**The request:** Reproduce every row below word for word, without any change.

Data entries
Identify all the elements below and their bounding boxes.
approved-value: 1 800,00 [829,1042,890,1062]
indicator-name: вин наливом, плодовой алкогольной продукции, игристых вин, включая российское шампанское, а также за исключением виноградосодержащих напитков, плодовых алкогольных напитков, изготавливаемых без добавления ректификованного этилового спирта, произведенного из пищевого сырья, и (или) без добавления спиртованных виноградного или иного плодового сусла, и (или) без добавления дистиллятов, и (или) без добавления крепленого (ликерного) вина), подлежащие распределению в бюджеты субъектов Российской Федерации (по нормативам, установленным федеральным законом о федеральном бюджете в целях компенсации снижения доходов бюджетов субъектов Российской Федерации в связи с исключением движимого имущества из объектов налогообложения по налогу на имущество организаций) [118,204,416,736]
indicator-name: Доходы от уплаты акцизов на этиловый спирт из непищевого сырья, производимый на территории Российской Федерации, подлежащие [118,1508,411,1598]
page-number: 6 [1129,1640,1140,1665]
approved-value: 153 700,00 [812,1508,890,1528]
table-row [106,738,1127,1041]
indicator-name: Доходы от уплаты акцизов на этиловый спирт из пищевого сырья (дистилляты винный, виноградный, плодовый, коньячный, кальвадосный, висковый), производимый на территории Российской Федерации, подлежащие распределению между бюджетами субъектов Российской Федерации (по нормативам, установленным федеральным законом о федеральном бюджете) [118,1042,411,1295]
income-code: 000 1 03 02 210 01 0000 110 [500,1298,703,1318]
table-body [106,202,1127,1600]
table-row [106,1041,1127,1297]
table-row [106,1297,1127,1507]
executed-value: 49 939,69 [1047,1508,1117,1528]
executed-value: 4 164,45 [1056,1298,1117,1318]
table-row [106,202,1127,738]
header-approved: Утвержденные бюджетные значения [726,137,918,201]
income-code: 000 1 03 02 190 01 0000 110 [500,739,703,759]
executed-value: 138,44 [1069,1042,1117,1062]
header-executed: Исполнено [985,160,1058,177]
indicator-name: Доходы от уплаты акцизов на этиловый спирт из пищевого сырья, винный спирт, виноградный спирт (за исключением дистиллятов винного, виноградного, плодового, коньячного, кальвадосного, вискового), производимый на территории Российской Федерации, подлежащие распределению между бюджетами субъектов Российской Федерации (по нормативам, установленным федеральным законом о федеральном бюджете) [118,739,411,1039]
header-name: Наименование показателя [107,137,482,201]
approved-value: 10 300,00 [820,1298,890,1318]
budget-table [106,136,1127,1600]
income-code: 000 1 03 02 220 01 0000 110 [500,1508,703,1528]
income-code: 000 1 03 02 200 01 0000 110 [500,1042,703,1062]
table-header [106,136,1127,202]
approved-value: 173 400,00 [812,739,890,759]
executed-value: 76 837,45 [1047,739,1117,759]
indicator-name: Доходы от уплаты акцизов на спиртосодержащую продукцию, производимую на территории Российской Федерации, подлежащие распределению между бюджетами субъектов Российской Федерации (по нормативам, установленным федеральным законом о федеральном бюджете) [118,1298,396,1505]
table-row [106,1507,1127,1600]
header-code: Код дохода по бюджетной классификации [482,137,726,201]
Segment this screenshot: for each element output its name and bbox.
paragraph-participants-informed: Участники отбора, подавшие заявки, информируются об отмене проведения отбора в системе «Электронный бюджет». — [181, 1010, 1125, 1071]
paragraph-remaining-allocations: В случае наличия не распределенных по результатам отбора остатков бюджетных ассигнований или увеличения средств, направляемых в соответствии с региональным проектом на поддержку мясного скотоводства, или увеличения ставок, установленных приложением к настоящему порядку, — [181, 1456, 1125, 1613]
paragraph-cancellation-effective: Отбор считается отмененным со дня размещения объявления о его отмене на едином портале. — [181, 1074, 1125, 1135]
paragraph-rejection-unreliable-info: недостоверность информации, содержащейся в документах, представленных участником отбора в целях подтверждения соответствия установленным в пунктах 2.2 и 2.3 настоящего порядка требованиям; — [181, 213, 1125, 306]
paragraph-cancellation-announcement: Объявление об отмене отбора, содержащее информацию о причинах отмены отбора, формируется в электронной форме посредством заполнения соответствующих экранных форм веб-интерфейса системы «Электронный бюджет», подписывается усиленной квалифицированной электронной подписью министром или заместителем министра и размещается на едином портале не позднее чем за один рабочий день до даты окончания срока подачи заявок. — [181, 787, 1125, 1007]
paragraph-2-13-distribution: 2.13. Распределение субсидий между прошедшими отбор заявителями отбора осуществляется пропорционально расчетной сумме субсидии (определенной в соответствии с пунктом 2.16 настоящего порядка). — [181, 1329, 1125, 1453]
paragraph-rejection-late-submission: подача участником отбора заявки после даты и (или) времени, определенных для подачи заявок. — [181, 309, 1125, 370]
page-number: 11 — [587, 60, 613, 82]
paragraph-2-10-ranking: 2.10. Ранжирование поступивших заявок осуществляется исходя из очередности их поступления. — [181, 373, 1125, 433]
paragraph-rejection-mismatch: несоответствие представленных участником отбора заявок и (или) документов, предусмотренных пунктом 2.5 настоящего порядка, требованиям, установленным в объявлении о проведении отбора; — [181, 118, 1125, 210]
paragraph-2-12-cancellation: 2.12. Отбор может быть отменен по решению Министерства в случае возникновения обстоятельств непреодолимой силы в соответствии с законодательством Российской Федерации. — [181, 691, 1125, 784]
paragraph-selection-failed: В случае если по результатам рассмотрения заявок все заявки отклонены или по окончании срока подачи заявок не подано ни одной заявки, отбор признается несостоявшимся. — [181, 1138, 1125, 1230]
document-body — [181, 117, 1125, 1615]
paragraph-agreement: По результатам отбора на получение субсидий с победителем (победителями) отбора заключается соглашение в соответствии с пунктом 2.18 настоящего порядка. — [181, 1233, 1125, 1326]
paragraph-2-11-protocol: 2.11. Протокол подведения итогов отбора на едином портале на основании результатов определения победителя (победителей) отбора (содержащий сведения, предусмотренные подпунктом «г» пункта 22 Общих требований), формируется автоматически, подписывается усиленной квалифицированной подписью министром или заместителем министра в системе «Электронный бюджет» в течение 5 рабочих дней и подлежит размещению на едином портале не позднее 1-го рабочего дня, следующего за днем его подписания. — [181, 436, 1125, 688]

**Written solution:**
Identify all the elements below and their bounding boxes.
approved-value: 1 800,00 [829,1042,890,1062]
indicator-name: вин наливом, плодовой алкогольной продукции, игристых вин, включая российское шампанское, а также за исключением виноградосодержащих напитков, плодовых алкогольных напитков, изготавливаемых без добавления ректификованного этилового спирта, произведенного из пищевого сырья, и (или) без добавления спиртованных виноградного или иного плодового сусла, и (или) без добавления дистиллятов, и (или) без добавления крепленого (ликерного) вина), подлежащие распределению в бюджеты субъектов Российской Федерации (по нормативам, установленным федеральным законом о федеральном бюджете в целях компенсации снижения доходов бюджетов субъектов Российской Федерации в связи с исключением движимого имущества из объектов налогообложения по налогу на имущество организаций) [118,204,416,736]
indicator-name: Доходы от уплаты акцизов на этиловый спирт из непищевого сырья, производимый на территории Российской Федерации, подлежащие [118,1508,411,1598]
page-number: 6 [1129,1640,1140,1665]
approved-value: 153 700,00 [812,1508,890,1528]
table-row [106,738,1127,1041]
indicator-name: Доходы от уплаты акцизов на этиловый спирт из пищевого сырья (дистилляты винный, виноградный, плодовый, коньячный, кальвадосный, висковый), производимый на территории Российской Федерации, подлежащие распределению между бюджетами субъектов Российской Федерации (по нормативам, установленным федеральным законом о федеральном бюджете) [118,1042,411,1295]
income-code: 000 1 03 02 210 01 0000 110 [500,1298,703,1318]
table-body [106,202,1127,1600]
table-row [106,1041,1127,1297]
table-row [106,1297,1127,1507]
executed-value: 49 939,69 [1047,1508,1117,1528]
executed-value: 4 164,45 [1056,1298,1117,1318]
table-row [106,202,1127,738]
header-approved: Утвержденные бюджетные значения [726,137,918,201]
income-code: 000 1 03 02 190 01 0000 110 [500,739,703,759]
executed-value: 138,44 [1069,1042,1117,1062]
header-executed: Исполнено [985,160,1058,177]
indicator-name: Доходы от уплаты акцизов на этиловый спирт из пищевого сырья, винный спирт, виноградный спирт (за исключением дистиллятов винного, виноградного, плодового, коньячного, кальвадосного, вискового), производимый на территории Российской Федерации, подлежащие распределению между бюджетами субъектов Российской Федерации (по нормативам, установленным федеральным законом о федеральном бюджете) [118,739,411,1039]
header-name: Наименование показателя [107,137,482,201]
approved-value: 10 300,00 [820,1298,890,1318]
budget-table [106,136,1127,1600]
income-code: 000 1 03 02 220 01 0000 110 [500,1508,703,1528]
income-code: 000 1 03 02 200 01 0000 110 [500,1042,703,1062]
table-header [106,136,1127,202]
approved-value: 173 400,00 [812,739,890,759]
executed-value: 76 837,45 [1047,739,1117,759]
indicator-name: Доходы от уплаты акцизов на спиртосодержащую продукцию, производимую на территории Российской Федерации, подлежащие распределению между бюджетами субъектов Российской Федерации (по нормативам, установленным федеральным законом о федеральном бюджете) [118,1298,396,1505]
table-row [106,1507,1127,1600]
header-code: Код дохода по бюджетной классификации [482,137,726,201]
Segment this screenshot: for each element output its name and bbox.
paragraph-participants-informed: Участники отбора, подавшие заявки, информируются об отмене проведения отбора в системе «Электронный бюджет». — [181, 1010, 1125, 1071]
paragraph-remaining-allocations: В случае наличия не распределенных по результатам отбора остатков бюджетных ассигнований или увеличения средств, направляемых в соответствии с региональным проектом на поддержку мясного скотоводства, или увеличения ставок, установленных приложением к настоящему порядку, — [181, 1456, 1125, 1613]
paragraph-cancellation-effective: Отбор считается отмененным со дня размещения объявления о его отмене на едином портале. — [181, 1074, 1125, 1135]
paragraph-rejection-unreliable-info: недостоверность информации, содержащейся в документах, представленных участником отбора в целях подтверждения соответствия установленным в пунктах 2.2 и 2.3 настоящего порядка требованиям; — [181, 213, 1125, 306]
paragraph-cancellation-announcement: Объявление об отмене отбора, содержащее информацию о причинах отмены отбора, формируется в электронной форме посредством заполнения соответствующих экранных форм веб-интерфейса системы «Электронный бюджет», подписывается усиленной квалифицированной электронной подписью министром или заместителем министра и размещается на едином портале не позднее чем за один рабочий день до даты окончания срока подачи заявок. — [181, 787, 1125, 1007]
paragraph-2-13-distribution: 2.13. Распределение субсидий между прошедшими отбор заявителями отбора осуществляется пропорционально расчетной сумме субсидии (определенной в соответствии с пунктом 2.16 настоящего порядка). — [181, 1329, 1125, 1453]
paragraph-rejection-late-submission: подача участником отбора заявки после даты и (или) времени, определенных для подачи заявок. — [181, 309, 1125, 370]
page-number: 11 — [587, 60, 613, 82]
paragraph-2-10-ranking: 2.10. Ранжирование поступивших заявок осуществляется исходя из очередности их поступления. — [181, 373, 1125, 433]
paragraph-rejection-mismatch: несоответствие представленных участником отбора заявок и (или) документов, предусмотренных пунктом 2.5 настоящего порядка, требованиям, установленным в объявлении о проведении отбора; — [181, 118, 1125, 210]
paragraph-2-12-cancellation: 2.12. Отбор может быть отменен по решению Министерства в случае возникновения обстоятельств непреодолимой силы в соответствии с законодательством Российской Федерации. — [181, 691, 1125, 784]
paragraph-selection-failed: В случае если по результатам рассмотрения заявок все заявки отклонены или по окончании срока подачи заявок не подано ни одной заявки, отбор признается несостоявшимся. — [181, 1138, 1125, 1230]
document-body — [181, 117, 1125, 1615]
paragraph-agreement: По результатам отбора на получение субсидий с победителем (победителями) отбора заключается соглашение в соответствии с пунктом 2.18 настоящего порядка. — [181, 1233, 1125, 1326]
paragraph-2-11-protocol: 2.11. Протокол подведения итогов отбора на едином портале на основании результатов определения победителя (победителей) отбора (содержащий сведения, предусмотренные подпунктом «г» пункта 22 Общих требований), формируется автоматически, подписывается усиленной квалифицированной подписью министром или заместителем министра в системе «Электронный бюджет» в течение 5 рабочих дней и подлежит размещению на едином портале не позднее 1-го рабочего дня, следующего за днем его подписания. — [181, 436, 1125, 688]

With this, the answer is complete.